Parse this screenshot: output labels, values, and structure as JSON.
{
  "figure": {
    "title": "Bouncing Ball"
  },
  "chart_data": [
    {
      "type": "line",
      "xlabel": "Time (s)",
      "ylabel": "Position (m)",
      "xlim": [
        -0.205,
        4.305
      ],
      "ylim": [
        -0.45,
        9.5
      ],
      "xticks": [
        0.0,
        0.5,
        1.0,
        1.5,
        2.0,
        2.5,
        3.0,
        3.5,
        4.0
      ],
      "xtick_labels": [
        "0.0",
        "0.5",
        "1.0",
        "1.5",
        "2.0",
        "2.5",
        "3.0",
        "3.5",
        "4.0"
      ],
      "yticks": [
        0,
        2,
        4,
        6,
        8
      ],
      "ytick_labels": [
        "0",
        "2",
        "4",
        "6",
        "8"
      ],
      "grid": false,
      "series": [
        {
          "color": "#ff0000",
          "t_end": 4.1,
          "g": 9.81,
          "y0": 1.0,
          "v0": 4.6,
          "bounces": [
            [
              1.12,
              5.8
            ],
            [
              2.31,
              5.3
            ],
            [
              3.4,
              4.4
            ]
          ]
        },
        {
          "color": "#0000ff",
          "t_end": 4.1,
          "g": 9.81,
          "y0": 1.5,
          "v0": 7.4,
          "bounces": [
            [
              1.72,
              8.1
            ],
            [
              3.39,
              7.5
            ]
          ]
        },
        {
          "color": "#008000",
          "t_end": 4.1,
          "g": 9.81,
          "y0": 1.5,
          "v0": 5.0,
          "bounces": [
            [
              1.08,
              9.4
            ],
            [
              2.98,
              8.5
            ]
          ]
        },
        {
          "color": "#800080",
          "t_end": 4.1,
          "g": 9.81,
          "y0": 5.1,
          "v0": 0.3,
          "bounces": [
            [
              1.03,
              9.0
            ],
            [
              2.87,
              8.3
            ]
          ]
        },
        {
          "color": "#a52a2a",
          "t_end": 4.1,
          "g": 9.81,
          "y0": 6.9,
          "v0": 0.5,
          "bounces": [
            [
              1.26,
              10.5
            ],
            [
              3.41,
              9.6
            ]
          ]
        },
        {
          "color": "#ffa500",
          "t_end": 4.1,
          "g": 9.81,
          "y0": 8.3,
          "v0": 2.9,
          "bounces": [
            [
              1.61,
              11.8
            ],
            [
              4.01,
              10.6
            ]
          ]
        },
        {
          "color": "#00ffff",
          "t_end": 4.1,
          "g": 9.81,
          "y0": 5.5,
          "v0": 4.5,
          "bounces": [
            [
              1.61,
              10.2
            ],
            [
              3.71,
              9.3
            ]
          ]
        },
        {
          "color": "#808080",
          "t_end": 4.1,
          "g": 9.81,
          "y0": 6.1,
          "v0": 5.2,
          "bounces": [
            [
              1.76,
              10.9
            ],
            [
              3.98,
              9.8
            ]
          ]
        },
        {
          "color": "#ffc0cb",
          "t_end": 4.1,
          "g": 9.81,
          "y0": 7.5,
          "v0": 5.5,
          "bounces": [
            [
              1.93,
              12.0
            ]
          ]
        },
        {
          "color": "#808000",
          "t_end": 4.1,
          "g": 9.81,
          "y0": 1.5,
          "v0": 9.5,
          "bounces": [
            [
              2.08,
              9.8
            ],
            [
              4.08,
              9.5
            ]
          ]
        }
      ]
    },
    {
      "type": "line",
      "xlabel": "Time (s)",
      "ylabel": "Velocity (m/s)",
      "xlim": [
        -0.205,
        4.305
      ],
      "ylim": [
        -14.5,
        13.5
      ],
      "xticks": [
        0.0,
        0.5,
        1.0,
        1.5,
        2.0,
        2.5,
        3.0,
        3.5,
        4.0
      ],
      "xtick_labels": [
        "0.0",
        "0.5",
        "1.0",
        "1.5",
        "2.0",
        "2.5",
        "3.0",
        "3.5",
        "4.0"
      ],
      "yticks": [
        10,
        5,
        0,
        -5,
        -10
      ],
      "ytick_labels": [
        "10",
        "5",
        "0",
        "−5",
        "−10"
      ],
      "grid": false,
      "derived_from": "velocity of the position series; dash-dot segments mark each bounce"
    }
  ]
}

----------

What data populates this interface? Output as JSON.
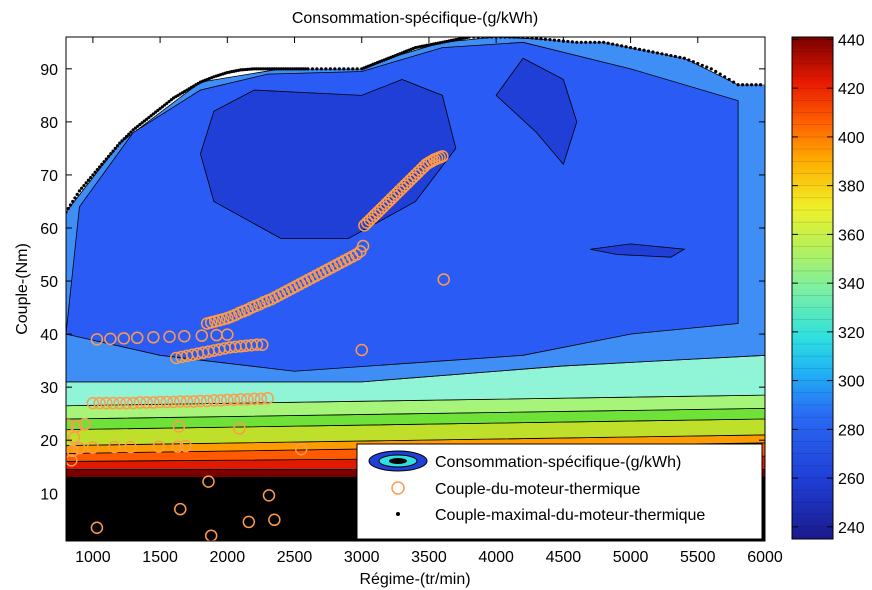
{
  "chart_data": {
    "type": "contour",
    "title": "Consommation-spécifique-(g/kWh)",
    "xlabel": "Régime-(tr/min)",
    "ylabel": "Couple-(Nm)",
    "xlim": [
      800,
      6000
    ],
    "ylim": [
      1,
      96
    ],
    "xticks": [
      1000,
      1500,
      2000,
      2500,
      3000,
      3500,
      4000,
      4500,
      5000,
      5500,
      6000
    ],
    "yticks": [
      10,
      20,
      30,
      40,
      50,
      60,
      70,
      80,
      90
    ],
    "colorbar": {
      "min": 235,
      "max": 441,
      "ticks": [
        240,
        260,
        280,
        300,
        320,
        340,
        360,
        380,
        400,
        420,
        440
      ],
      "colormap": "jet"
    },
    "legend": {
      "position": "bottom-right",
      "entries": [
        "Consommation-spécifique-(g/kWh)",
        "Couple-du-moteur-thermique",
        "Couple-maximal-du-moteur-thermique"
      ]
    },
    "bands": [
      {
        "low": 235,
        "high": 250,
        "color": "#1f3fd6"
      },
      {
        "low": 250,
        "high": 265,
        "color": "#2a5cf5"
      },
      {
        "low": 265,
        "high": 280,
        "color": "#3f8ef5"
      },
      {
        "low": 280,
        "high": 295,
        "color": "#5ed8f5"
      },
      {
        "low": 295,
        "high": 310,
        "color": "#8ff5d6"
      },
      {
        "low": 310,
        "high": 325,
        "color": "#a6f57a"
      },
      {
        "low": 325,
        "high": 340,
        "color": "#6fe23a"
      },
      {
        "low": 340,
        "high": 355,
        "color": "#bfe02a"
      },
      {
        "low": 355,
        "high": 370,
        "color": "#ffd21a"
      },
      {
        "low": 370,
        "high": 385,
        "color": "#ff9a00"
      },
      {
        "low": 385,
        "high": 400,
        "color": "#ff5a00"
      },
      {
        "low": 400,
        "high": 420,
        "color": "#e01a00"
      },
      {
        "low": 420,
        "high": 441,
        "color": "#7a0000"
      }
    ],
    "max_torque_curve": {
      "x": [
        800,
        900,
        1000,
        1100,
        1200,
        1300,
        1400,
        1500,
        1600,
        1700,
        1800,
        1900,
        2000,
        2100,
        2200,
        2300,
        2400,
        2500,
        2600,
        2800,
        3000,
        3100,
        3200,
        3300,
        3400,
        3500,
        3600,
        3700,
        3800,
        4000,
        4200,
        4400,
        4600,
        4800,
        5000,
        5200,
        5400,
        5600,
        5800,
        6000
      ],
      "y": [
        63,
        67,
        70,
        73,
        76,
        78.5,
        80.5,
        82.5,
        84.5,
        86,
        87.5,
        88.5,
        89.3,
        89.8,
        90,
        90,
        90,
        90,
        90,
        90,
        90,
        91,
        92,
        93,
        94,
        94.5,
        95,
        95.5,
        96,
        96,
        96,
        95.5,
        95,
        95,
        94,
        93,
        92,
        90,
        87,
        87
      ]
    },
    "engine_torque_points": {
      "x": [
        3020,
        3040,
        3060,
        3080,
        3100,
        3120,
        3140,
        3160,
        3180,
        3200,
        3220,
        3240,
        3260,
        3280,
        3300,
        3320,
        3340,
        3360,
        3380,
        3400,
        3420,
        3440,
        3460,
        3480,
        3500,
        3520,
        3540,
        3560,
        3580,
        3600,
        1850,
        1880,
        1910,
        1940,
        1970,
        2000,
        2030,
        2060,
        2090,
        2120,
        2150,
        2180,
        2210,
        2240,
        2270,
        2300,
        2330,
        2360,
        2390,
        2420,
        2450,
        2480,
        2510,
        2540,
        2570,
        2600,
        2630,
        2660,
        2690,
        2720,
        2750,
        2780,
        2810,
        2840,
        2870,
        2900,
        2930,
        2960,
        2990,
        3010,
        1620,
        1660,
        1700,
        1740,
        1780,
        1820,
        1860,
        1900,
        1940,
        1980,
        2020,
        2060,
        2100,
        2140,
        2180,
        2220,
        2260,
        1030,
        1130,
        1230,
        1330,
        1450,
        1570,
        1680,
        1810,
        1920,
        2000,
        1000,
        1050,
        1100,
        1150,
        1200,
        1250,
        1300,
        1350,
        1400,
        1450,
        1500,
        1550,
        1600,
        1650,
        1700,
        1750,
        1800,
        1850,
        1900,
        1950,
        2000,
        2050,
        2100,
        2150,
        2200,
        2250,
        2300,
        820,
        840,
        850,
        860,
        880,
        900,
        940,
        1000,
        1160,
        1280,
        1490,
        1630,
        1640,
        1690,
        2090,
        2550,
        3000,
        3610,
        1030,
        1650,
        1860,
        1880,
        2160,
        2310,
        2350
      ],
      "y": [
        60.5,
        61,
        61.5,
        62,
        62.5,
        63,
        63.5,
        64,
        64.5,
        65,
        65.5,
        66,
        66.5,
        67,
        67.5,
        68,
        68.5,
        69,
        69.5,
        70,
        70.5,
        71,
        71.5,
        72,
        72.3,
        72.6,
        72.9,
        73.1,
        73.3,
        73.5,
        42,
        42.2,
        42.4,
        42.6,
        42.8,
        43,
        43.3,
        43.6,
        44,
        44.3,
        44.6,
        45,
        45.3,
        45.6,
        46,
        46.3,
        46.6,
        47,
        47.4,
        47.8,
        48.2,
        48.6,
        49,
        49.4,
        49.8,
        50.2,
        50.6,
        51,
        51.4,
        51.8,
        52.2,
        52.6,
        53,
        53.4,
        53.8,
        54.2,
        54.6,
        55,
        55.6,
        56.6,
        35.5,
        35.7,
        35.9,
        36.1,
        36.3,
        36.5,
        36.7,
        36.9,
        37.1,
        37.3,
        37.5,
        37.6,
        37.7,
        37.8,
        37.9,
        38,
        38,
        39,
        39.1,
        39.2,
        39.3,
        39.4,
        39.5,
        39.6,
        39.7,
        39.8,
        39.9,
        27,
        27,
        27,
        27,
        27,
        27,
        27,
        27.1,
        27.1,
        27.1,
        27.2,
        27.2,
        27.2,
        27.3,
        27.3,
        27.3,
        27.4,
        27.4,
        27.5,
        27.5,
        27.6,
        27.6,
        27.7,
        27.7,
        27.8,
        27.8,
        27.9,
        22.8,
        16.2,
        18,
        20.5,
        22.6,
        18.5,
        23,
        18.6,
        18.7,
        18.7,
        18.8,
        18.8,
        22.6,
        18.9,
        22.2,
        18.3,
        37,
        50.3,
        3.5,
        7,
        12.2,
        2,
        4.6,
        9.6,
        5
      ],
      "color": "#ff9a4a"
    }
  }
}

----------

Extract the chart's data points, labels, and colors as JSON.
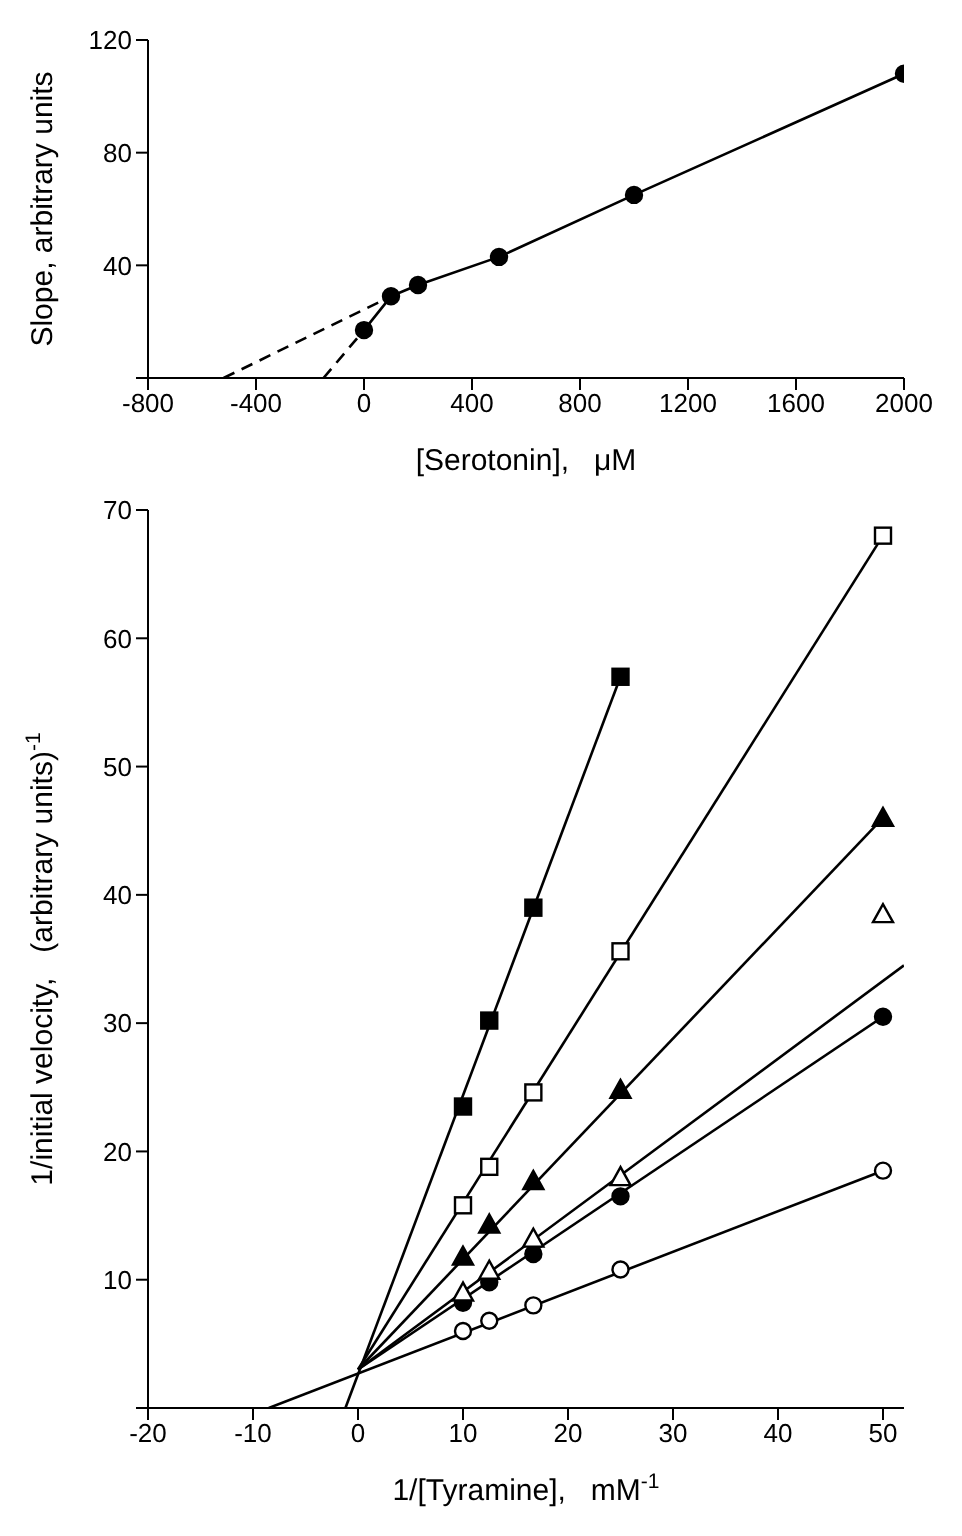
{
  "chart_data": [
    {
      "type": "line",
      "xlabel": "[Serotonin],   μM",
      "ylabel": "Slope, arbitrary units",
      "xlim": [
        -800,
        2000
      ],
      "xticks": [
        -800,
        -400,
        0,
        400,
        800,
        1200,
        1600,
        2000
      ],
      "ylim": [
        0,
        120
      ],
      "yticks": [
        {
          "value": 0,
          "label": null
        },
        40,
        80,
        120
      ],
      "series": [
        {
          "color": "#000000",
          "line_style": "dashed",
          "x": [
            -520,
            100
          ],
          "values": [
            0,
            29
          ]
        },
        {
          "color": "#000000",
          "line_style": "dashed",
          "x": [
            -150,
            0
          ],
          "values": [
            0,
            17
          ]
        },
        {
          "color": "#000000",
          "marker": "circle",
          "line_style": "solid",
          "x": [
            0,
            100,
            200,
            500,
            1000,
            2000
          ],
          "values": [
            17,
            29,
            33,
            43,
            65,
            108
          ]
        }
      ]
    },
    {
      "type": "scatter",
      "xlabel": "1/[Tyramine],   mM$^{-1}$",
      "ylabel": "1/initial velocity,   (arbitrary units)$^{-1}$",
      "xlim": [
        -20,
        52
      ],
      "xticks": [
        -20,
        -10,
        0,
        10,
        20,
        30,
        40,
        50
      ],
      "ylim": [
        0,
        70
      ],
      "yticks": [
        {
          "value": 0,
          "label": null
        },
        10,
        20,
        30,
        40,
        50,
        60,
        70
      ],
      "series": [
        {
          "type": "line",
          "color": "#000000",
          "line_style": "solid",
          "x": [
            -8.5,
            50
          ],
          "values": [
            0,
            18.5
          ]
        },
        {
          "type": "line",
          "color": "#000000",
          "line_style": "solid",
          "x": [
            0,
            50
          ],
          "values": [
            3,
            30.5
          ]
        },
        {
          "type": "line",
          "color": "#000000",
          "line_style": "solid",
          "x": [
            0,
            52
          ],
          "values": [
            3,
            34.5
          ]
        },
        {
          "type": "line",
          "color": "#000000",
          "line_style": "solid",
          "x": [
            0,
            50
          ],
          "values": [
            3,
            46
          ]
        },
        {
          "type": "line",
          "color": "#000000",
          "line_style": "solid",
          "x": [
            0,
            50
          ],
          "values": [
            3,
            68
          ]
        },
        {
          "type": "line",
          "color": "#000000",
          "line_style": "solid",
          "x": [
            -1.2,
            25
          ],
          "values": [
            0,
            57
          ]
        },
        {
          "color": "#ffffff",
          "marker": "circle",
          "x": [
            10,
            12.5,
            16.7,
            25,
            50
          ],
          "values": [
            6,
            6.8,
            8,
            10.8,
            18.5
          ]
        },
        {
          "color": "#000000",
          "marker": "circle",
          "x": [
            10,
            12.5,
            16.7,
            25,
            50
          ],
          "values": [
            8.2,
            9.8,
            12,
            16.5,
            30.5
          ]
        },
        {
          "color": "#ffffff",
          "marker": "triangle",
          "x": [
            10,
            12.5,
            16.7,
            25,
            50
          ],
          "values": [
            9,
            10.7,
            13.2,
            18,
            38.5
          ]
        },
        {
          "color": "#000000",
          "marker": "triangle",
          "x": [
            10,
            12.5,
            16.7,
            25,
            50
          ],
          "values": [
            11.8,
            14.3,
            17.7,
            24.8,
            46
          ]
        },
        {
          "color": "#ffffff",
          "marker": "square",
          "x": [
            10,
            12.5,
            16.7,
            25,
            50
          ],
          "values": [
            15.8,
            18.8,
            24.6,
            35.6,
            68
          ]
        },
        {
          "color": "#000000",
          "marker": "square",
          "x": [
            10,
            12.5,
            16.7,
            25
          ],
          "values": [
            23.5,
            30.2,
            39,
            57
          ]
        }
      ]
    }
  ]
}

----------

_Stated problem:_
Which lines contain the word "arbitrary"? Return each of them.

_Response:_
      "ylabel": "Slope, arbitrary units",
      "ylabel": "1/initial velocity,   (arbitrary units)$^{-1}$",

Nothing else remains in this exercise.